Task description => Extend the article on F# type providers below by a few paragraphs, starting right after its final sentence.

##### Excerpt #####

Introducing Type Providers


Note: This article has been excerpted from my upcoming book, Learn F# . Save 37% off with code fccabraham!

Welcome to the world of data! This article will:

  • Gently introduce us to what type providers are
  • Get us up to speed with the most popular type provider, FSharp.Data.

What Are Type Providers?

Type Providers are a language feature first introduced in F#3.0:

An F# type provider is a component that provides types, properties, and methods for use in your program. Type providers are a significant part of F# 3.0 support for information-rich programming.

https://docs.microsoft.com/en-us/dotnet/articles/fsharp/tutorials/type-providers/index

At first glance, this sounds a bit fluffy – we already know what types, properties and methods are. And what does “information-rich programming” mean? Well, the short answer is to think of Type Providers as T4 Templates on steroids – that is, a form of code generation, but one that lives inside the F# compiler. Confused? Read on.

Understanding Type Providers

Let’s look at a somewhat holistic view of type providers first, before diving in and working with one to actually see what the fuss is all about. You’re already familiar with the notion of a compiler that parses C# (or F#) code and builds MSIL from which we can run applications, and if you’ve ever used Entity Framework (particularly the earlier versions) – or old-school SOAP web services in Visual Studio – you’ll be familiar with the idea of code generation tools such as T4 Templates or the like. These are tools which can generate C# code from another language or data source.

figure1
Figure 1 – Entity Framework Database-First code generation process

Ultimately, T4 Templates and the like, whilst useful, are somewhat awkward to use. For example, you need to attach them into the build system to get them up and running, and they use a custom markup language with C# embedded in them – they’re not great to work with or distribute.

At their most basic, Type Providers are themselves just F# assemblies (that anyone can write) that can be plugged into the F# compiler – and can then be used at edit-time to generate entire type systems for you to work with as you type. In a sense, Type Providers serve a similar purpose to T4 Templates, except they are much more powerful, more extensible, more lightweight to use, and are extremely flexible – they can be used with what I call “live” data sources, as well as offering a gateway not just to data sources but also to other programming languages.

##### Information supplied #####

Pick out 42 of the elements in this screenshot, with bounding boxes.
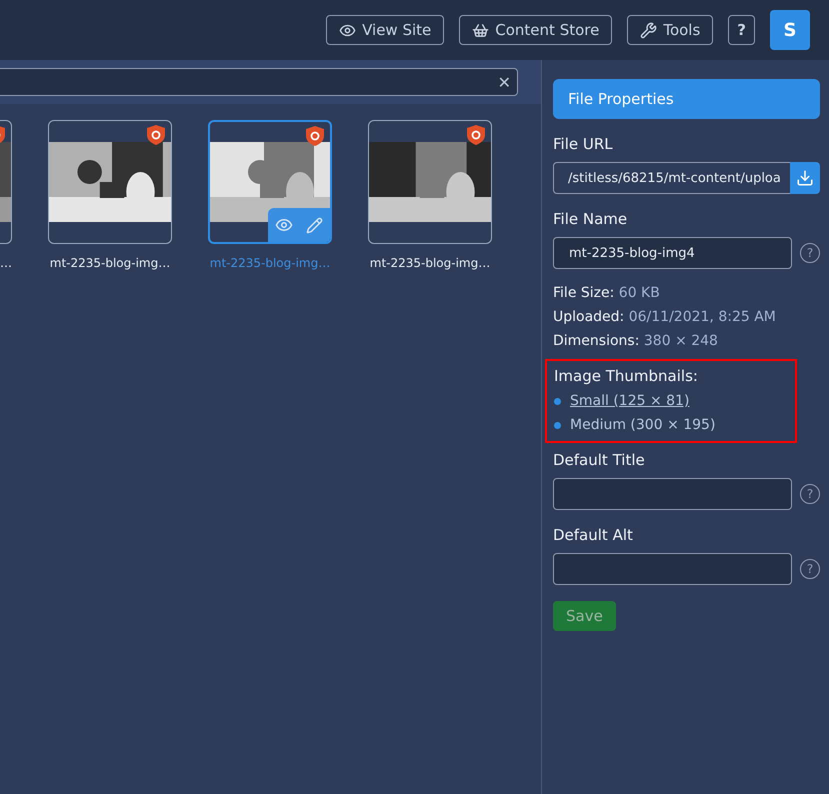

#####

Output for this exercise =>
figure2
Figure 2 – A set of F# Type Providers with supported data sources

Unlike T4 Templates, Type Providers can affect type systems without re-building the project, since they run in the background as you write code. There are dozens, if not hundreds of Type Providers out there, from working with simple flat files such as CSV, to SQL, to cloud-based data storage repositories such as Microsoft Azure Storage or Amazon Web Services S3. The term “information-rich programming” refers to the concept of bringing disparate data sources into the F# programming language in an extensible way.

Don’t worry if that sounds a little confusing – we’ll take a look at our first Type Provider in just a second.

Quick Check

  1. What is a Type Provider?
  2. How do type providers differ from T4 templates?
  3. Is the number of type providers fixed?

Working with our first Type Provider

Let’s look at a simple example of a data access challenge – working with some soccer results, except rather than work with an in-memory dataset, we’ll work with a larger, external data source – a CSV file that you can download at https://raw.githubusercontent.com/isaacabraham/learnfsharp/master/data/FootballResults.csv. You need to answer the following question: which three teams won at home the most over the whole season.

Working with CSV files today

Let’s first think about the typical process that you might use to answer this question: –

figure3
Figure 3 – Steps to parse a CSV file in order to perform a calculation on it.

Before we can even begin to perform the calculation, we first need to understand the data. This normally means looking at the source CSV file in something like Excel, and then designing a C# type to “match” the data in the CSV. Then, we do all of the usual boilerplate parsing – opening a handle to the file, skipping the header row, splitting on commas, pulling out the correct columns and parsing into the correct data types, etc. Only after doing all of that can you actually start to work with the data and produce something actually valuable. Most likely, you’ll use a console application to get the results, too. This process is more like typical software engineering – not a great fit when we want to explore some data quickly and easily.

Introducing FSharp.Data

We could quite happily do the above in F#; at least using the REPL affords us a more “exploratory” way of development. However, it wouldn’t remove the whole boilerplate element of parsing the file – and this is where our first Type Provider comes in – FSharp.Data.

FSharp.Data is an open source, freely distributable NuGet package which is designed to provide generated types when working with data in CSV, JSON, or XML formats. Let’s try it out with our CSV file.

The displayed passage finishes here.